**The exercise**
Collect from the data below each line with "strategy".

Extracted data entries
— Begin —
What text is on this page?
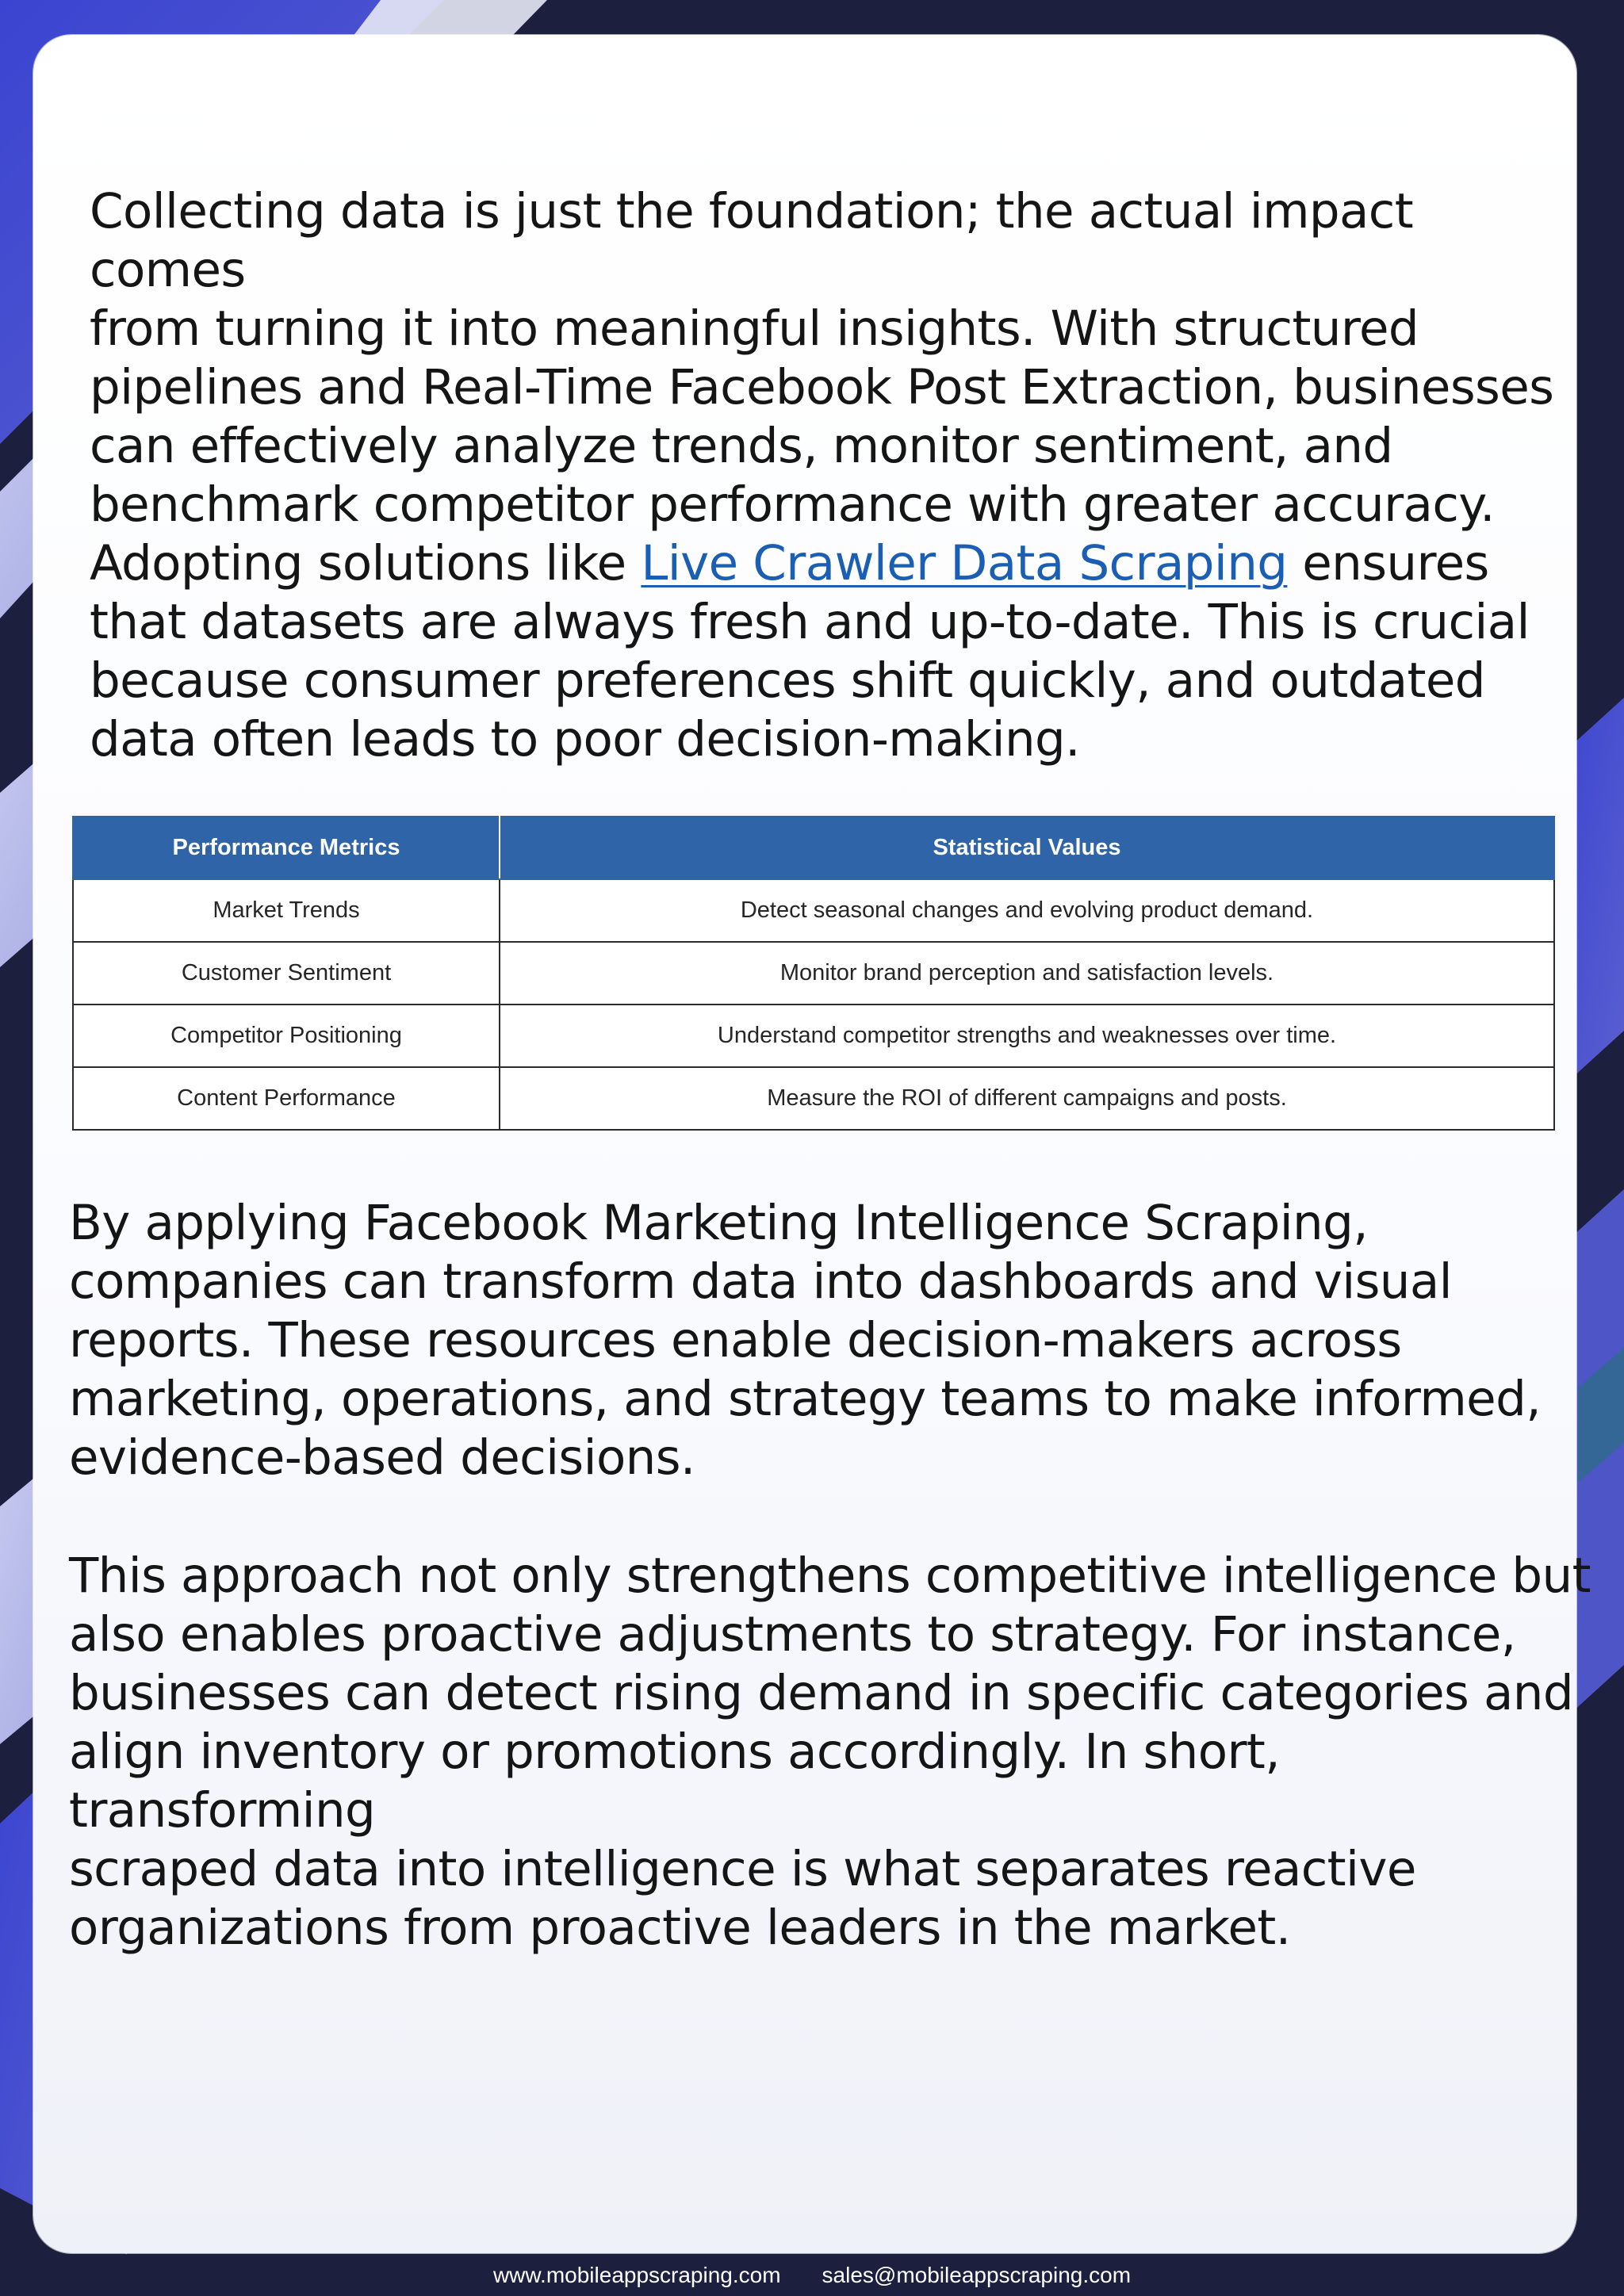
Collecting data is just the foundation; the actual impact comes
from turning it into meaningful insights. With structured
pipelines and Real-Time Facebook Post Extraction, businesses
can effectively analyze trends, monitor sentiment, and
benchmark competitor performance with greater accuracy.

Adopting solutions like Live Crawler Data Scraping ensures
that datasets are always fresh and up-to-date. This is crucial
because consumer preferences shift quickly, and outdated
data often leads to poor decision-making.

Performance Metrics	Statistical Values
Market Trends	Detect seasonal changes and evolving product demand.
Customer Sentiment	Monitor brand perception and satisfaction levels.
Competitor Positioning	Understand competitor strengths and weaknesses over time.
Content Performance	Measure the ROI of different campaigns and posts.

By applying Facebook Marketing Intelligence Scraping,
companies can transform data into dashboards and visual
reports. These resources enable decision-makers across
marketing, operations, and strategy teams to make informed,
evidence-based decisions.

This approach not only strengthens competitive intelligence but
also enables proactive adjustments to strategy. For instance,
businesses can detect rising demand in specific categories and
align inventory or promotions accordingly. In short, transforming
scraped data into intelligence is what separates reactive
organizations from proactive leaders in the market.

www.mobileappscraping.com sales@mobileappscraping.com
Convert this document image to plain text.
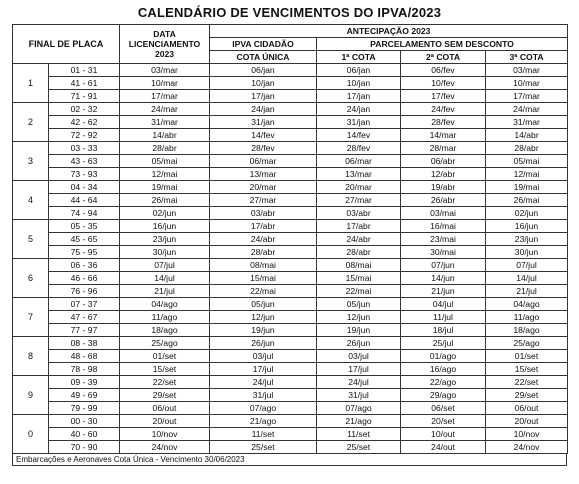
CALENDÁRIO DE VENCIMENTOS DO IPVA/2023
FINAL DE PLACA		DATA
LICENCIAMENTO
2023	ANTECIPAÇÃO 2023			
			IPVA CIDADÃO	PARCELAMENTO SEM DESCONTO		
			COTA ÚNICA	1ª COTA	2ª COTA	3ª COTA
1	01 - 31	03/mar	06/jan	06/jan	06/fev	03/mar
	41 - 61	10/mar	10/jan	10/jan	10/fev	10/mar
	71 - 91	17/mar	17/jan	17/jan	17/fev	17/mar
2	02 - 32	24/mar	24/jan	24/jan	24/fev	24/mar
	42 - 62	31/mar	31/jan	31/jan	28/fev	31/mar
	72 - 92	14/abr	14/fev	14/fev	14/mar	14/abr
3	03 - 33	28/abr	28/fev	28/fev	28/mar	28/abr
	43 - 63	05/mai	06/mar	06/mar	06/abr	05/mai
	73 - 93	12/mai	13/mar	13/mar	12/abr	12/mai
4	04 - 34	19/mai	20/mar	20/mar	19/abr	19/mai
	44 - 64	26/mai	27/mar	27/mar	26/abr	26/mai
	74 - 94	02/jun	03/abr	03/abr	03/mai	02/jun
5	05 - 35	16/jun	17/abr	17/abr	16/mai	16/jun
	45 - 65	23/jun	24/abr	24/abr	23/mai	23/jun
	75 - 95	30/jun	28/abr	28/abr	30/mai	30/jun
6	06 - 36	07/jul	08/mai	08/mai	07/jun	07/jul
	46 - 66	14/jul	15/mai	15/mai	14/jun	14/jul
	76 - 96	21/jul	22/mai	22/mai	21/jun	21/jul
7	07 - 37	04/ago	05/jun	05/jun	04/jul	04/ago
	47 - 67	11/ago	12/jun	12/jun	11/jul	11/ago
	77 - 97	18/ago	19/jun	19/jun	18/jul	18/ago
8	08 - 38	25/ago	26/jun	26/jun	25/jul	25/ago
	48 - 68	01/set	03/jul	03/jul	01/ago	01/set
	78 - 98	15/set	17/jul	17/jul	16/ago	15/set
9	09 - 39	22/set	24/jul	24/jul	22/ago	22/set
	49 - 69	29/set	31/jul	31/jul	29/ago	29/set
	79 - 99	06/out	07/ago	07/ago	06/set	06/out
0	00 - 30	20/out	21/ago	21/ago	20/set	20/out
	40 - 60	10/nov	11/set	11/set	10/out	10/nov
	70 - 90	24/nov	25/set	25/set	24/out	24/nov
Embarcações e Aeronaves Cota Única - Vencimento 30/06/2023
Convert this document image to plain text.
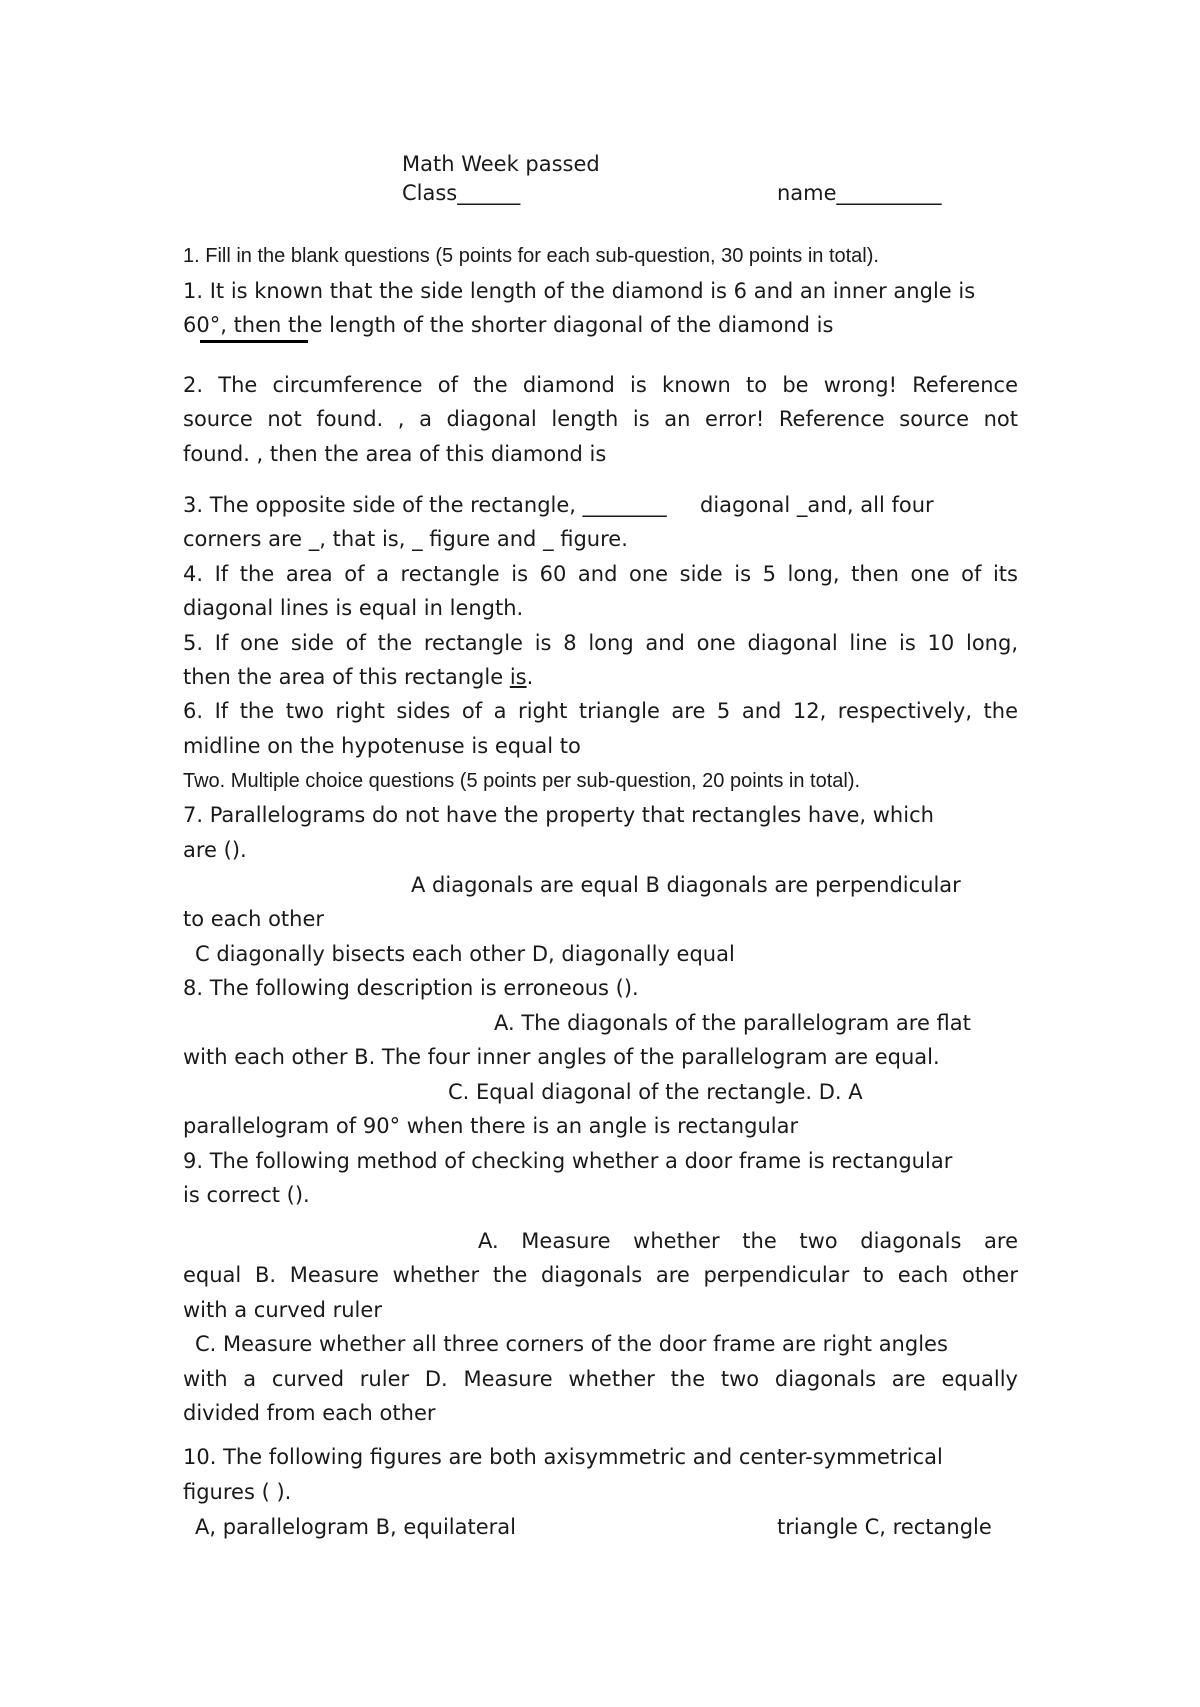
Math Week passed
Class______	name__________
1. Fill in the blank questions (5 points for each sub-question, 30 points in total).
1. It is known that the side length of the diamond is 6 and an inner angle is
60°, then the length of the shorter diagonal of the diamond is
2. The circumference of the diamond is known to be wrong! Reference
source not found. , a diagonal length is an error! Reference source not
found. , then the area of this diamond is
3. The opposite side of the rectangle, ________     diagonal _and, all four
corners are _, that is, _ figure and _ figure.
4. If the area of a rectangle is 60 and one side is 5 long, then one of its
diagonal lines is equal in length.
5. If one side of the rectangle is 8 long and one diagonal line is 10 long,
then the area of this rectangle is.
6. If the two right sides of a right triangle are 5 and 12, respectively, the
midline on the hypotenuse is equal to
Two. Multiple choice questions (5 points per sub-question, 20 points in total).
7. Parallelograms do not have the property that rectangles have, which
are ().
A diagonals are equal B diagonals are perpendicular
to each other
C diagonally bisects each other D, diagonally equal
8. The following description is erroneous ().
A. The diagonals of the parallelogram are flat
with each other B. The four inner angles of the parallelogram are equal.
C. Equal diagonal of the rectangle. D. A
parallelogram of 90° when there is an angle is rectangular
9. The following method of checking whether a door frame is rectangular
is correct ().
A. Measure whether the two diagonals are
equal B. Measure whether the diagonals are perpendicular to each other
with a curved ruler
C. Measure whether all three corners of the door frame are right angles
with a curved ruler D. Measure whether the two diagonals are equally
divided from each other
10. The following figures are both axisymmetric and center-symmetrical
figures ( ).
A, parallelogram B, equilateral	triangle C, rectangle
— End —
**Result**
marketing, operations, and strategy teams to make informed,
also enables proactive adjustments to strategy. For instance,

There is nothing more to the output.